Exercise goal: Write out each line from the data below that includes the word "而是强调".

Record excerpts:
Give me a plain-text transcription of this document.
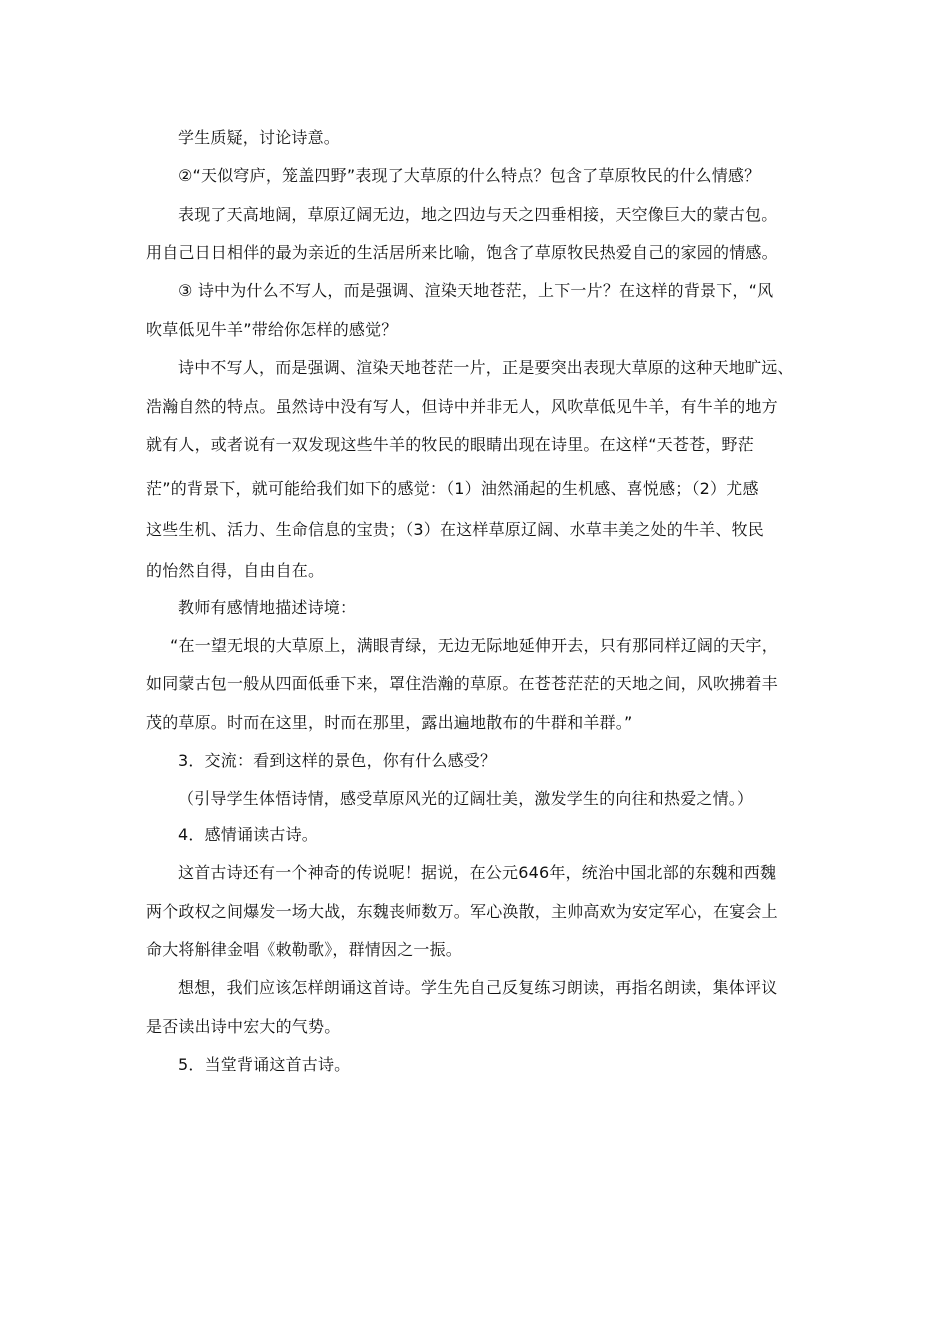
学生质疑，讨论诗意。
②“天似穹庐，笼盖四野”表现了大草原的什么特点？包含了草原牧民的什么情感？
表现了天高地阔，草原辽阔无边，地之四边与天之四垂相接，天空像巨大的蒙古包。
用自己日日相伴的最为亲近的生活居所来比喻，饱含了草原牧民热爱自己的家园的情感。
③ 诗中为什么不写人，而是强调、渲染天地苍茫，上下一片？在这样的背景下，“风
吹草低见牛羊”带给你怎样的感觉？
诗中不写人，而是强调、渲染天地苍茫一片，正是要突出表现大草原的这种天地旷远、
浩瀚自然的特点。虽然诗中没有写人，但诗中并非无人，风吹草低见牛羊，有牛羊的地方
就有人，或者说有一双发现这些牛羊的牧民的眼睛出现在诗里。在这样“天苍苍，野茫
茫”的背景下，就可能给我们如下的感觉：（1）油然涌起的生机感、喜悦感；（2）尤感
这些生机、活力、生命信息的宝贵；（3）在这样草原辽阔、水草丰美之处的牛羊、牧民
的怡然自得，自由自在。
教师有感情地描述诗境：
“在一望无垠的大草原上，满眼青绿，无边无际地延伸开去，只有那同样辽阔的天宇，
如同蒙古包一般从四面低垂下来，罩住浩瀚的草原。在苍苍茫茫的天地之间，风吹拂着丰
茂的草原。时而在这里，时而在那里，露出遍地散布的牛群和羊群。”
3．交流：看到这样的景色，你有什么感受？
（引导学生体悟诗情，感受草原风光的辽阔壮美，激发学生的向往和热爱之情。）
4．感情诵读古诗。
这首古诗还有一个神奇的传说呢！据说，在公元646年，统治中国北部的东魏和西魏
两个政权之间爆发一场大战，东魏丧师数万。军心涣散，主帅高欢为安定军心，在宴会上
命大将斛律金唱《敕勒歌》，群情因之一振。
想想，我们应该怎样朗诵这首诗。学生先自己反复练习朗读，再指名朗读，集体评议
是否读出诗中宏大的气势。
5．当堂背诵这首古诗。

Reply:
③ 诗中为什么不写人，而是强调、渲染天地苍茫，上下一片？在这样的背景下，“风
诗中不写人，而是强调、渲染天地苍茫一片，正是要突出表现大草原的这种天地旷远、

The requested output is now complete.